> [EXERCISE DESCRIPTION]: Filter the entries below, keeping every line that has the word "thousands".

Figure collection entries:
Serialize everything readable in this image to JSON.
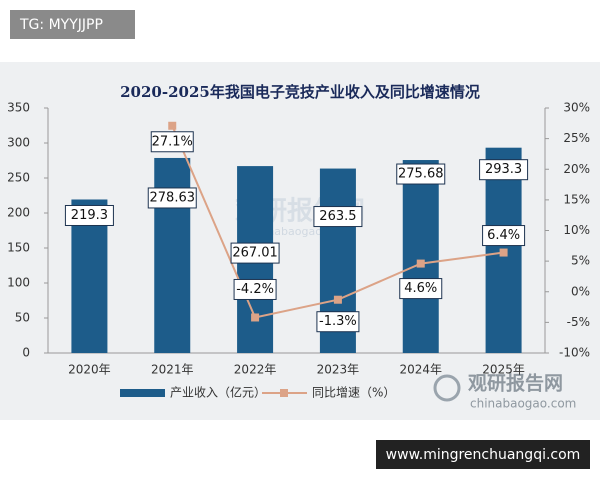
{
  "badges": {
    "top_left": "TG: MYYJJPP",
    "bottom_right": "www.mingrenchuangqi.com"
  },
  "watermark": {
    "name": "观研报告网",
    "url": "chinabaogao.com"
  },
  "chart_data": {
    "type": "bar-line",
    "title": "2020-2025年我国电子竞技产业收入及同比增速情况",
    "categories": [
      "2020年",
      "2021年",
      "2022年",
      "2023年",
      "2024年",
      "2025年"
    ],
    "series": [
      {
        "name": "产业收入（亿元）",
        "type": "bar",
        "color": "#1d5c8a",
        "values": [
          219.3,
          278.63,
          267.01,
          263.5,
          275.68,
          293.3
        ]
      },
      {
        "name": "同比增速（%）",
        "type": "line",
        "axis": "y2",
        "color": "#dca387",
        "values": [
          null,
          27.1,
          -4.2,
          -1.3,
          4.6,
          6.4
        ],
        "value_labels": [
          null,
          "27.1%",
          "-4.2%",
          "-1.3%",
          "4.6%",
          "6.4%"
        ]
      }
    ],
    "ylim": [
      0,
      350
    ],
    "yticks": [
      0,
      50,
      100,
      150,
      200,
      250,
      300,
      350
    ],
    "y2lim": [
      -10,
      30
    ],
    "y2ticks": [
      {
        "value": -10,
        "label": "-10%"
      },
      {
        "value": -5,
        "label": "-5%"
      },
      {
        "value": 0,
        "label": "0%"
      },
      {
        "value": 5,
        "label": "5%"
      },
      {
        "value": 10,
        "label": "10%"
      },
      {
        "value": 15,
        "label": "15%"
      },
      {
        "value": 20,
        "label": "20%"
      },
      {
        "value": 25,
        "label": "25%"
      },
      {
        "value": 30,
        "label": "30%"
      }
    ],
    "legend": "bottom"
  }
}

--

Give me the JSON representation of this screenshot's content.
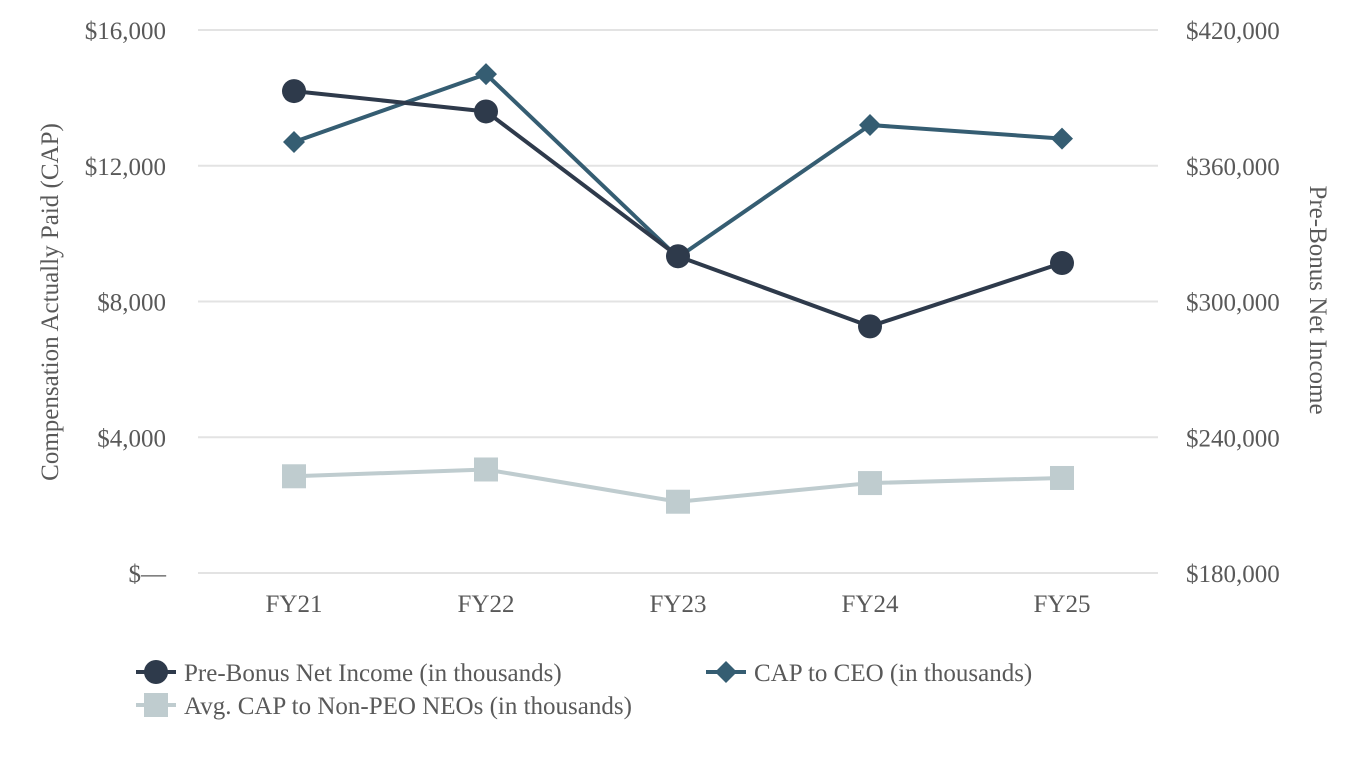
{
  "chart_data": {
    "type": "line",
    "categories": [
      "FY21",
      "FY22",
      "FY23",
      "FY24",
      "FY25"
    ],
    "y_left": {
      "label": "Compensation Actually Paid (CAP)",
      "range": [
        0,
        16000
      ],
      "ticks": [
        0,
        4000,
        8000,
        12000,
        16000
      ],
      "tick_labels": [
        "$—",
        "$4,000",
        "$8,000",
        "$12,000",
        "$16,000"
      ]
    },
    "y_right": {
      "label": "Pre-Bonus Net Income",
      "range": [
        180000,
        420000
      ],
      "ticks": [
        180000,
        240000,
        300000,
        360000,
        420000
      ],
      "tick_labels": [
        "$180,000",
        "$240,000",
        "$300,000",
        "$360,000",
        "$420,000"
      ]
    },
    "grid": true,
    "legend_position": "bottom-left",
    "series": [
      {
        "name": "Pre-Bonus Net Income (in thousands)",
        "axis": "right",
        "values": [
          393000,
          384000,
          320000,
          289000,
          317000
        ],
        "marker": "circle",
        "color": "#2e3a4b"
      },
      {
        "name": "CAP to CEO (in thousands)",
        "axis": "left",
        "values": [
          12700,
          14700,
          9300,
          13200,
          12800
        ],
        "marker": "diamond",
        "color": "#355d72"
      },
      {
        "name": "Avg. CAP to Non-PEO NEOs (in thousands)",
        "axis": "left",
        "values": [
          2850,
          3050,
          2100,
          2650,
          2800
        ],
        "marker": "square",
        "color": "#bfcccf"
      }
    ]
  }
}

* * *

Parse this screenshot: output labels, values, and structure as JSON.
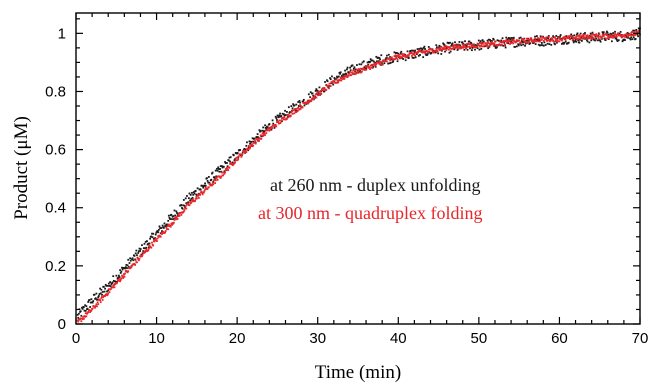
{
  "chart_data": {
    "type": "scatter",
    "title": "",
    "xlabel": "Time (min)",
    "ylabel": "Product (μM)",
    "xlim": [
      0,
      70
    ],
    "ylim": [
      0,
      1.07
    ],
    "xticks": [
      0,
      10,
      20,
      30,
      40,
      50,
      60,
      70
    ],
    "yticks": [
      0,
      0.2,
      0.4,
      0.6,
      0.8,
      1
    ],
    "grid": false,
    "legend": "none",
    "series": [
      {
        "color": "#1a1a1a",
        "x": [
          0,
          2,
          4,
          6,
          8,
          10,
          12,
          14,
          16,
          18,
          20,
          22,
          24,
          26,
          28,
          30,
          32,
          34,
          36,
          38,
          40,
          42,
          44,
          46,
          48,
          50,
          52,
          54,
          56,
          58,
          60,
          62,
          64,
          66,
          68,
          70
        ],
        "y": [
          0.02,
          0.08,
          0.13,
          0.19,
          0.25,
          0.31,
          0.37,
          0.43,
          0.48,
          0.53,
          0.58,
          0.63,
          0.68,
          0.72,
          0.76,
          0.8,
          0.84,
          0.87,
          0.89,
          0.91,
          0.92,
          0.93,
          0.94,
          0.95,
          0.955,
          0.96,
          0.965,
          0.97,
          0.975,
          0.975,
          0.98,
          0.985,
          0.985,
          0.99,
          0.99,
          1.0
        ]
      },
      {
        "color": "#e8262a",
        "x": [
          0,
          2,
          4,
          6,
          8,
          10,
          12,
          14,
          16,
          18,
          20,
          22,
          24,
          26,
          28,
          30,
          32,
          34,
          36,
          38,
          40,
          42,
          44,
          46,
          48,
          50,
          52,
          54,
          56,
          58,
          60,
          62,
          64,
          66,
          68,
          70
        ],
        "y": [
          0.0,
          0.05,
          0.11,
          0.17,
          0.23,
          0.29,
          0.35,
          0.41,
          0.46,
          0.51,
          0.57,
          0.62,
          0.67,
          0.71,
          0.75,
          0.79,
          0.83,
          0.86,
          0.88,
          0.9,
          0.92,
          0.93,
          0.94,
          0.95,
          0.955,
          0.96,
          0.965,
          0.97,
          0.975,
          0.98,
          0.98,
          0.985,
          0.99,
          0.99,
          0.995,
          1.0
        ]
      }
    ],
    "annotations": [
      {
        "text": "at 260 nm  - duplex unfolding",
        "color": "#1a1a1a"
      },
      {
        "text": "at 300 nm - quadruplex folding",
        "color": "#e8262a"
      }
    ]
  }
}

> [WRITTEN RESPONSE]:
        "name": "Pre-Bonus Net Income (in thousands)",
        "name": "CAP to CEO (in thousands)",
        "name": "Avg. CAP to Non-PEO NEOs (in thousands)",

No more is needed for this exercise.